• [EXERCISE REQUIREMENTS]: Give all of the lines again exactly as they read.

• [RECORDS]:

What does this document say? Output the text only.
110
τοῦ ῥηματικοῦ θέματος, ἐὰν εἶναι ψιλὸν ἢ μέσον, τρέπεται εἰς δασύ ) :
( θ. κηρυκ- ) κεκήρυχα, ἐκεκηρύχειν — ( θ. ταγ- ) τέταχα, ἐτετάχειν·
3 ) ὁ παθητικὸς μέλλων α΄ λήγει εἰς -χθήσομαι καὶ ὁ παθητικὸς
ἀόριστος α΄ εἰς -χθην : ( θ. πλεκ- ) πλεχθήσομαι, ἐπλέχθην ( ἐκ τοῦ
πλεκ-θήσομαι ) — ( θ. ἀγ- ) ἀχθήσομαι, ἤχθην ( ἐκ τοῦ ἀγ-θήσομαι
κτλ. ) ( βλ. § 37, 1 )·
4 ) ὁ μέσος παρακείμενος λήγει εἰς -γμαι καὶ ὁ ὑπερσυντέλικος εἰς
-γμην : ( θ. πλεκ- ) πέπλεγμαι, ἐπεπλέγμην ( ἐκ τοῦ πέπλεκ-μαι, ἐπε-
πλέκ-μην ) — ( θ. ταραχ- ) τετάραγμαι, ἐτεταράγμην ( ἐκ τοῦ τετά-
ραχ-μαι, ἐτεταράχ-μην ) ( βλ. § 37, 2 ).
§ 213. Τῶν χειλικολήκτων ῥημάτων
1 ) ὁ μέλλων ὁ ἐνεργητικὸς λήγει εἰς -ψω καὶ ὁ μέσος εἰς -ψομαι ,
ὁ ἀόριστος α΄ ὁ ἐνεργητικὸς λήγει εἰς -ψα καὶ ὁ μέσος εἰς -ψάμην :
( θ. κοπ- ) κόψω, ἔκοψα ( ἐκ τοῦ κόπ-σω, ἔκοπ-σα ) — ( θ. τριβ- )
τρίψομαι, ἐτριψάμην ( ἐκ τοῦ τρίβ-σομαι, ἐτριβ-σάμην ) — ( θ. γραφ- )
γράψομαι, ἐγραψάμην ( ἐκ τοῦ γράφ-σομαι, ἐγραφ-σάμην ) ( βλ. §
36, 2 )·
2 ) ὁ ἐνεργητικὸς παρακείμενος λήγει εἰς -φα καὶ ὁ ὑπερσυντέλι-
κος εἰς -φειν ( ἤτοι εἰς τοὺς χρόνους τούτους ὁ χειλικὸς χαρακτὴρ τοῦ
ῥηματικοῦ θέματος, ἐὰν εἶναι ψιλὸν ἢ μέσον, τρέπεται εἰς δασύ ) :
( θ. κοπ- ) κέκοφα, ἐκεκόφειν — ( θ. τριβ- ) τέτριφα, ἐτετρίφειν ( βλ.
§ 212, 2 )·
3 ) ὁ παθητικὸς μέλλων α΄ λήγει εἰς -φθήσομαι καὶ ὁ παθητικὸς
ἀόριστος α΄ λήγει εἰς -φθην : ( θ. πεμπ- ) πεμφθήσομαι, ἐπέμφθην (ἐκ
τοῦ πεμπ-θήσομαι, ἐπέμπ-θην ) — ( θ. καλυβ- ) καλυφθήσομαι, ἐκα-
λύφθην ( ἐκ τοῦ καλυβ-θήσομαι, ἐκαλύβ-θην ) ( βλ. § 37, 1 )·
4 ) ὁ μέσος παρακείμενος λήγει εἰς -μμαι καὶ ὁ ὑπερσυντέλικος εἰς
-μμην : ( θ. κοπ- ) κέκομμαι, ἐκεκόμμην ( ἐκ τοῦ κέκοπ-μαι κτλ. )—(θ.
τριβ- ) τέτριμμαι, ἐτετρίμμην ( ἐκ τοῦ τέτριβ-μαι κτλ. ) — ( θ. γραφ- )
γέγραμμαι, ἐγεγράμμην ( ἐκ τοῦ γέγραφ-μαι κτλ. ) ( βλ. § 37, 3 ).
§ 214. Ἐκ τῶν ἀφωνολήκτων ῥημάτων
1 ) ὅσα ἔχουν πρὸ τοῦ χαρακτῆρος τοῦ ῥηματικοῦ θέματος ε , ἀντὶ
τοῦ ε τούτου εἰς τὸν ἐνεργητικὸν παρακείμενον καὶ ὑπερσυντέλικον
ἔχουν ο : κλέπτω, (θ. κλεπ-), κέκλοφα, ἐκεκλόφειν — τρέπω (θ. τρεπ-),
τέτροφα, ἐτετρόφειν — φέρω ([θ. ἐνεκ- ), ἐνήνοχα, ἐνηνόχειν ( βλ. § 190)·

• [FINAL RESULT]:
What does this document say? Output the text only.
110
τοῦ ῥηματικοῦ θέματος, ἐὰν εἶναι ψιλὸν ἢ μέσον, τρέπεται εἰς δασύ ) :
( θ. κηρυκ- ) κεκήρυχα, ἐκεκηρύχειν — ( θ. ταγ- ) τέταχα, ἐτετάχειν·
3 ) ὁ παθητικὸς μέλλων α΄ λήγει εἰς -χθήσομαι καὶ ὁ παθητικὸς
ἀόριστος α΄ εἰς -χθην : ( θ. πλεκ- ) πλεχθήσομαι, ἐπλέχθην ( ἐκ τοῦ
πλεκ-θήσομαι ) — ( θ. ἀγ- ) ἀχθήσομαι, ἤχθην ( ἐκ τοῦ ἀγ-θήσομαι
κτλ. ) ( βλ. § 37, 1 )·
4 ) ὁ μέσος παρακείμενος λήγει εἰς -γμαι καὶ ὁ ὑπερσυντέλικος εἰς
-γμην : ( θ. πλεκ- ) πέπλεγμαι, ἐπεπλέγμην ( ἐκ τοῦ πέπλεκ-μαι, ἐπε-
πλέκ-μην ) — ( θ. ταραχ- ) τετάραγμαι, ἐτεταράγμην ( ἐκ τοῦ τετά-
ραχ-μαι, ἐτεταράχ-μην ) ( βλ. § 37, 2 ).
§ 213. Τῶν χειλικολήκτων ῥημάτων
1 ) ὁ μέλλων ὁ ἐνεργητικὸς λήγει εἰς -ψω καὶ ὁ μέσος εἰς -ψομαι ,
ὁ ἀόριστος α΄ ὁ ἐνεργητικὸς λήγει εἰς -ψα καὶ ὁ μέσος εἰς -ψάμην :
( θ. κοπ- ) κόψω, ἔκοψα ( ἐκ τοῦ κόπ-σω, ἔκοπ-σα ) — ( θ. τριβ- )
τρίψομαι, ἐτριψάμην ( ἐκ τοῦ τρίβ-σομαι, ἐτριβ-σάμην ) — ( θ. γραφ- )
γράψομαι, ἐγραψάμην ( ἐκ τοῦ γράφ-σομαι, ἐγραφ-σάμην ) ( βλ. §
36, 2 )·
2 ) ὁ ἐνεργητικὸς παρακείμενος λήγει εἰς -φα καὶ ὁ ὑπερσυντέλι-
κος εἰς -φειν ( ἤτοι εἰς τοὺς χρόνους τούτους ὁ χειλικὸς χαρακτὴρ τοῦ
ῥηματικοῦ θέματος, ἐὰν εἶναι ψιλὸν ἢ μέσον, τρέπεται εἰς δασύ ) :
( θ. κοπ- ) κέκοφα, ἐκεκόφειν — ( θ. τριβ- ) τέτριφα, ἐτετρίφειν ( βλ.
§ 212, 2 )·
3 ) ὁ παθητικὸς μέλλων α΄ λήγει εἰς -φθήσομαι καὶ ὁ παθητικὸς
ἀόριστος α΄ λήγει εἰς -φθην : ( θ. πεμπ- ) πεμφθήσομαι, ἐπέμφθην (ἐκ
τοῦ πεμπ-θήσομαι, ἐπέμπ-θην ) — ( θ. καλυβ- ) καλυφθήσομαι, ἐκα-
λύφθην ( ἐκ τοῦ καλυβ-θήσομαι, ἐκαλύβ-θην ) ( βλ. § 37, 1 )·
4 ) ὁ μέσος παρακείμενος λήγει εἰς -μμαι καὶ ὁ ὑπερσυντέλικος εἰς
-μμην : ( θ. κοπ- ) κέκομμαι, ἐκεκόμμην ( ἐκ τοῦ κέκοπ-μαι κτλ. )—(θ.
τριβ- ) τέτριμμαι, ἐτετρίμμην ( ἐκ τοῦ τέτριβ-μαι κτλ. ) — ( θ. γραφ- )
γέγραμμαι, ἐγεγράμμην ( ἐκ τοῦ γέγραφ-μαι κτλ. ) ( βλ. § 37, 3 ).
§ 214. Ἐκ τῶν ἀφωνολήκτων ῥημάτων
1 ) ὅσα ἔχουν πρὸ τοῦ χαρακτῆρος τοῦ ῥηματικοῦ θέματος ε , ἀντὶ
τοῦ ε τούτου εἰς τὸν ἐνεργητικὸν παρακείμενον καὶ ὑπερσυντέλικον
ἔχουν ο : κλέπτω, (θ. κλεπ-), κέκλοφα, ἐκεκλόφειν — τρέπω (θ. τρεπ-),
τέτροφα, ἐτετρόφειν — φέρω ([θ. ἐνεκ- ), ἐνήνοχα, ἐνηνόχειν ( βλ. § 190)·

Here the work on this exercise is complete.